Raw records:
....
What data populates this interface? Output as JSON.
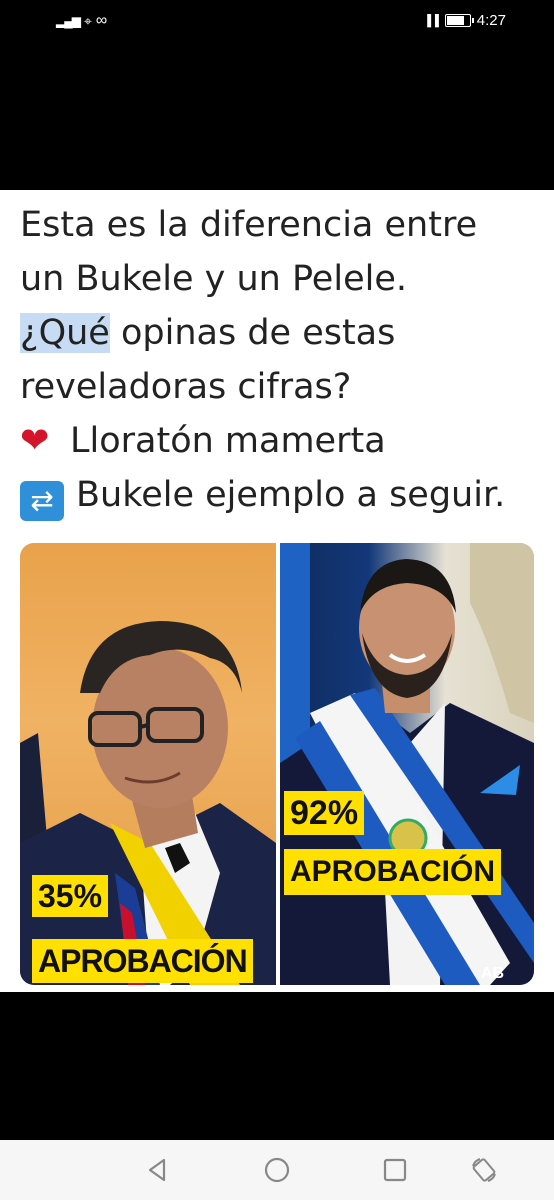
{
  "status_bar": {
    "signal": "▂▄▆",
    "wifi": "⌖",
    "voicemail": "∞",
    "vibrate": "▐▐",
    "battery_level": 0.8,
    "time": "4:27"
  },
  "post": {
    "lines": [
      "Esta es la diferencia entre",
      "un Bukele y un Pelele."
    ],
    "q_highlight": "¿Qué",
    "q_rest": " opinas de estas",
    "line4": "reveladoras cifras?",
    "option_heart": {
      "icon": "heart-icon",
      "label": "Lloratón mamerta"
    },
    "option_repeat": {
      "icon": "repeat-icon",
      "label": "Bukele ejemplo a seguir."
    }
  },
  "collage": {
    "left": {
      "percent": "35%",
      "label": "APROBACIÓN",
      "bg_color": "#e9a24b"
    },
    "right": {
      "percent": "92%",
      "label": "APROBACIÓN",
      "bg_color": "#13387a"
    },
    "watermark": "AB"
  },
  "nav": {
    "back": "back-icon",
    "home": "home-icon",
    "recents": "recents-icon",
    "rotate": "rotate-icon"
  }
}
....
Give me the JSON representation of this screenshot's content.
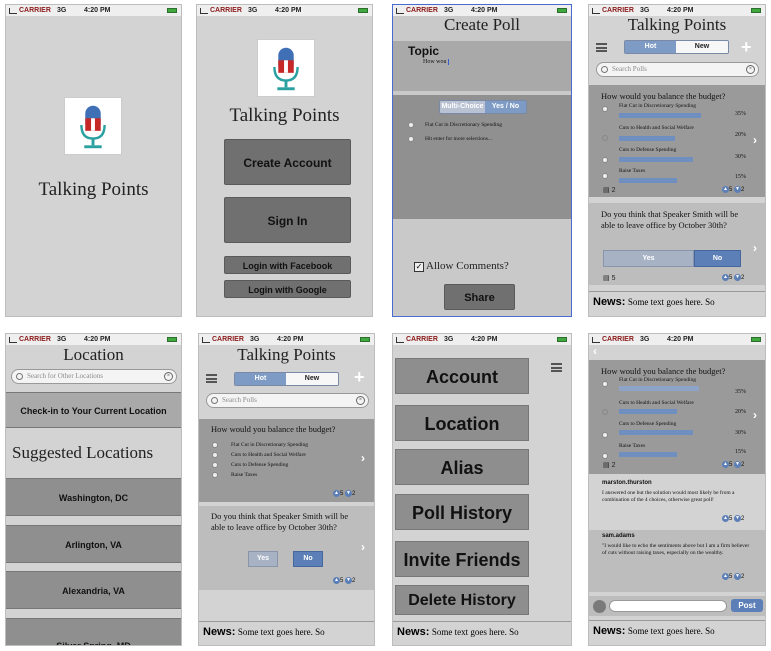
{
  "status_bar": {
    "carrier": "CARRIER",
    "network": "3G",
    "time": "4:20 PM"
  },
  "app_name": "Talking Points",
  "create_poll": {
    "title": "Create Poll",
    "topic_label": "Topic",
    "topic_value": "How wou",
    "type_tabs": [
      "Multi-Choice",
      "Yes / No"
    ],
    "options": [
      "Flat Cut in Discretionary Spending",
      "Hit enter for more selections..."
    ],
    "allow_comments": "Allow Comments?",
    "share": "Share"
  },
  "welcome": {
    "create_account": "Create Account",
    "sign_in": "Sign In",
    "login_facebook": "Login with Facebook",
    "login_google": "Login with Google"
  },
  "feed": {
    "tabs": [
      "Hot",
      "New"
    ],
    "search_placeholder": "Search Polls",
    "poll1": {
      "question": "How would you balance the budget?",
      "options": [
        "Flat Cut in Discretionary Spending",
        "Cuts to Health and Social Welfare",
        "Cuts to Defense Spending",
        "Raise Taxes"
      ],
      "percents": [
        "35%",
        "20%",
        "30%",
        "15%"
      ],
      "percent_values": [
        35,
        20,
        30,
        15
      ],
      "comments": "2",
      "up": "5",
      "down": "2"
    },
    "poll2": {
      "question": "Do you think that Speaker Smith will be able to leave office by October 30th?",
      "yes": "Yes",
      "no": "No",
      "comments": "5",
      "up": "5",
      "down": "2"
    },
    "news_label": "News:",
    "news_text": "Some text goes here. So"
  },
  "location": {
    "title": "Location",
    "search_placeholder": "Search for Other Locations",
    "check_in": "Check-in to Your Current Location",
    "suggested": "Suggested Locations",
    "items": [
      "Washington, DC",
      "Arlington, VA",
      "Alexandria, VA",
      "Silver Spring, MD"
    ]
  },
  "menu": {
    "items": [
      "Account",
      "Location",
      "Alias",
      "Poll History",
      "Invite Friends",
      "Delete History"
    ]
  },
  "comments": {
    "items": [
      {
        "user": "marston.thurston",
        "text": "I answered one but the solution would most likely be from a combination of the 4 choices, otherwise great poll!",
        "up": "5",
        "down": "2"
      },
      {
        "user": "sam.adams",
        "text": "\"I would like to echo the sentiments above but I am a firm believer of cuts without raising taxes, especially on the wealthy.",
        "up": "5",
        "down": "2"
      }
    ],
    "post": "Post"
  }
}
....
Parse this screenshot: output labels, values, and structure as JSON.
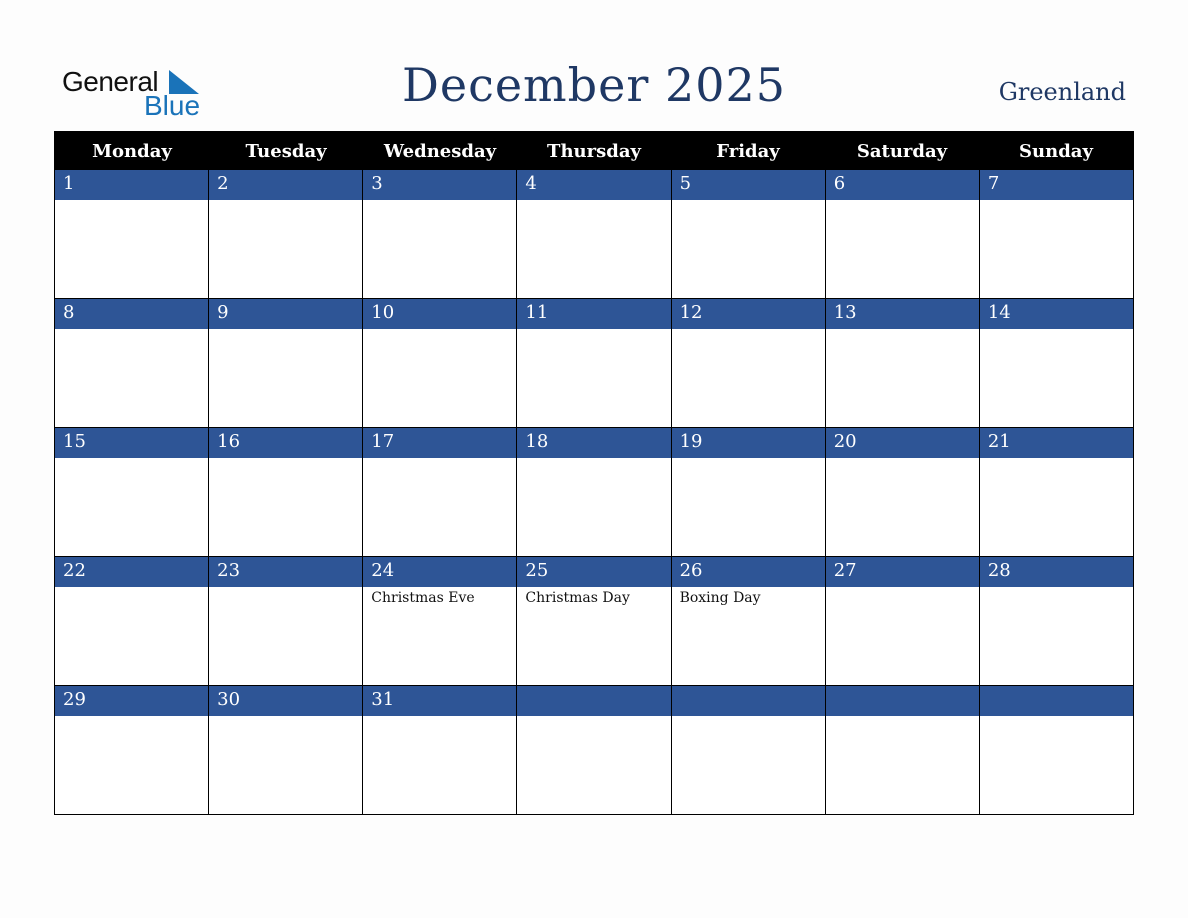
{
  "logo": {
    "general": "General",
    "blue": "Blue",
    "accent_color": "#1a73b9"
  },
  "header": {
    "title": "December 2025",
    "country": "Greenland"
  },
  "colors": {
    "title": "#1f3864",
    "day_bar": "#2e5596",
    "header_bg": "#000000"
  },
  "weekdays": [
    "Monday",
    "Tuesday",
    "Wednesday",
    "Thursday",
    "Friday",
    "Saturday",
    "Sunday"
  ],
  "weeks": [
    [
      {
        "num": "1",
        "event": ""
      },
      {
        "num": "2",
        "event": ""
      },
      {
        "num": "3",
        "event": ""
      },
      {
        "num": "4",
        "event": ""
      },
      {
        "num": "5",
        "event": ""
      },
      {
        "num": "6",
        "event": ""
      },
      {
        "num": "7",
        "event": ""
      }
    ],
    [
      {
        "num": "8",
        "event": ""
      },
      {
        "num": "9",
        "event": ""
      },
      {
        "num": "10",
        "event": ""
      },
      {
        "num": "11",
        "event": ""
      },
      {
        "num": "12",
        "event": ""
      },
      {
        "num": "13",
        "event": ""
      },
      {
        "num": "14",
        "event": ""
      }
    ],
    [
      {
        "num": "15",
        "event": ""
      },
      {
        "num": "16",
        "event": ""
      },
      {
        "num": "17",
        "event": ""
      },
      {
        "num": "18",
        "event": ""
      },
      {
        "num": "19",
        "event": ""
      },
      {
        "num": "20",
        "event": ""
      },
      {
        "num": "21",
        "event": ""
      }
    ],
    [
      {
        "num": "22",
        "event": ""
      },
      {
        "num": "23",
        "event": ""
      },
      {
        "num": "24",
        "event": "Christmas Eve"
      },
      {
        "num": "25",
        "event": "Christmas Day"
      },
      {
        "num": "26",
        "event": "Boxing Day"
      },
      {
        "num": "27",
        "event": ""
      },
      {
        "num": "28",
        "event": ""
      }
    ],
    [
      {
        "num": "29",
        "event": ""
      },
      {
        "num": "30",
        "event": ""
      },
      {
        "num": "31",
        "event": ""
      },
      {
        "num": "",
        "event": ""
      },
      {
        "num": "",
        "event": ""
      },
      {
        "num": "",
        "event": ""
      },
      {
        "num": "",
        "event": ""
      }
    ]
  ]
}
....
TASK OBJECTIVE »
Tally the lines in the records above that contain the word "Search", and give only that number.

RESULT OF THE EXERCISE »
2